───── Supplied material ─────

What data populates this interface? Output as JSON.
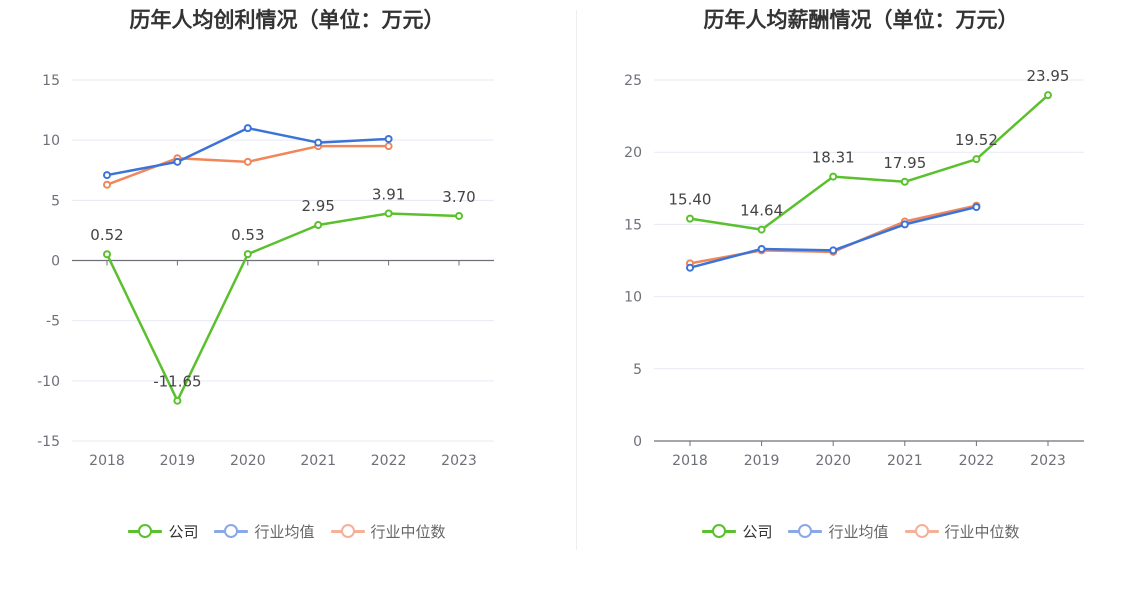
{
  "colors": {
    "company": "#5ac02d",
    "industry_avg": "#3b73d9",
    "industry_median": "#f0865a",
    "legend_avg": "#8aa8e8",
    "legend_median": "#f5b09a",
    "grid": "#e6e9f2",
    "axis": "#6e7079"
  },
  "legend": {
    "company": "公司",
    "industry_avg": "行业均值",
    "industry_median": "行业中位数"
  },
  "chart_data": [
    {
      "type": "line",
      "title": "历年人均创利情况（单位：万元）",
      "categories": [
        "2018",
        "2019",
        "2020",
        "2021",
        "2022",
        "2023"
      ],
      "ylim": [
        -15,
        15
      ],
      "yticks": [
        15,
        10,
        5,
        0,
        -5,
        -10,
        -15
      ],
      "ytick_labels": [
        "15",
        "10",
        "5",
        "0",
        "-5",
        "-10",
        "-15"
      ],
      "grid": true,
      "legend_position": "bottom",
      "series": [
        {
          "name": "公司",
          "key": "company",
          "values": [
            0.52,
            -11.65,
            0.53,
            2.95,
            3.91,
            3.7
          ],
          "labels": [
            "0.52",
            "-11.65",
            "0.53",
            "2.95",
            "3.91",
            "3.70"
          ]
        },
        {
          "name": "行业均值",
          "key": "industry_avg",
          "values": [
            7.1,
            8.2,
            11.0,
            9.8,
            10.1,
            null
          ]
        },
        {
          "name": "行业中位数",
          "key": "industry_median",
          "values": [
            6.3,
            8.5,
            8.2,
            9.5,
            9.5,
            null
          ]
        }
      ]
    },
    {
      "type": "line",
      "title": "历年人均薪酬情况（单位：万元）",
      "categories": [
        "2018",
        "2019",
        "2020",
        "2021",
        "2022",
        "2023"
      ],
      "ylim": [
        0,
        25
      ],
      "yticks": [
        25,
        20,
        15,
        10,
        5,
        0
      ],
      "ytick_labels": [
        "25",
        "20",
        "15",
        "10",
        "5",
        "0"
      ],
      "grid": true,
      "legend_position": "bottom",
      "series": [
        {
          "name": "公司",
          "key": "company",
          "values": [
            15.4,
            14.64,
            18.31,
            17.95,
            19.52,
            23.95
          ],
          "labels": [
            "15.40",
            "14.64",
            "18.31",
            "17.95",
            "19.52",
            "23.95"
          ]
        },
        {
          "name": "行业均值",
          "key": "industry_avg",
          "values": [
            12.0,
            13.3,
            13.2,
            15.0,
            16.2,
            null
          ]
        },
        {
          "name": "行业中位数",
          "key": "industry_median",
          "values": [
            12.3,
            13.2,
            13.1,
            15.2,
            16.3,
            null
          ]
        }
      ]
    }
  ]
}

─────

- **Problem description**
Pictures excluded, quote all the data above exactly.

- **Answer to the task**
What data populates this interface? Output as JSON.
{
  "colors": {
    "company": "#5ac02d",
    "industry_avg": "#3b73d9",
    "industry_median": "#f0865a",
    "legend_avg": "#8aa8e8",
    "legend_median": "#f5b09a",
    "grid": "#e6e9f2",
    "axis": "#6e7079"
  },
  "legend": {
    "company": "公司",
    "industry_avg": "行业均值",
    "industry_median": "行业中位数"
  },
  "chart_data": [
    {
      "type": "line",
      "title": "历年人均创利情况（单位：万元）",
      "categories": [
        "2018",
        "2019",
        "2020",
        "2021",
        "2022",
        "2023"
      ],
      "ylim": [
        -15,
        15
      ],
      "yticks": [
        15,
        10,
        5,
        0,
        -5,
        -10,
        -15
      ],
      "ytick_labels": [
        "15",
        "10",
        "5",
        "0",
        "-5",
        "-10",
        "-15"
      ],
      "grid": true,
      "legend_position": "bottom",
      "series": [
        {
          "name": "公司",
          "key": "company",
          "values": [
            0.52,
            -11.65,
            0.53,
            2.95,
            3.91,
            3.7
          ],
          "labels": [
            "0.52",
            "-11.65",
            "0.53",
            "2.95",
            "3.91",
            "3.70"
          ]
        },
        {
          "name": "行业均值",
          "key": "industry_avg",
          "values": [
            7.1,
            8.2,
            11.0,
            9.8,
            10.1,
            null
          ]
        },
        {
          "name": "行业中位数",
          "key": "industry_median",
          "values": [
            6.3,
            8.5,
            8.2,
            9.5,
            9.5,
            null
          ]
        }
      ]
    },
    {
      "type": "line",
      "title": "历年人均薪酬情况（单位：万元）",
      "categories": [
        "2018",
        "2019",
        "2020",
        "2021",
        "2022",
        "2023"
      ],
      "ylim": [
        0,
        25
      ],
      "yticks": [
        25,
        20,
        15,
        10,
        5,
        0
      ],
      "ytick_labels": [
        "25",
        "20",
        "15",
        "10",
        "5",
        "0"
      ],
      "grid": true,
      "legend_position": "bottom",
      "series": [
        {
          "name": "公司",
          "key": "company",
          "values": [
            15.4,
            14.64,
            18.31,
            17.95,
            19.52,
            23.95
          ],
          "labels": [
            "15.40",
            "14.64",
            "18.31",
            "17.95",
            "19.52",
            "23.95"
          ]
        },
        {
          "name": "行业均值",
          "key": "industry_avg",
          "values": [
            12.0,
            13.3,
            13.2,
            15.0,
            16.2,
            null
          ]
        },
        {
          "name": "行业中位数",
          "key": "industry_median",
          "values": [
            12.3,
            13.2,
            13.1,
            15.2,
            16.3,
            null
          ]
        }
      ]
    }
  ]
}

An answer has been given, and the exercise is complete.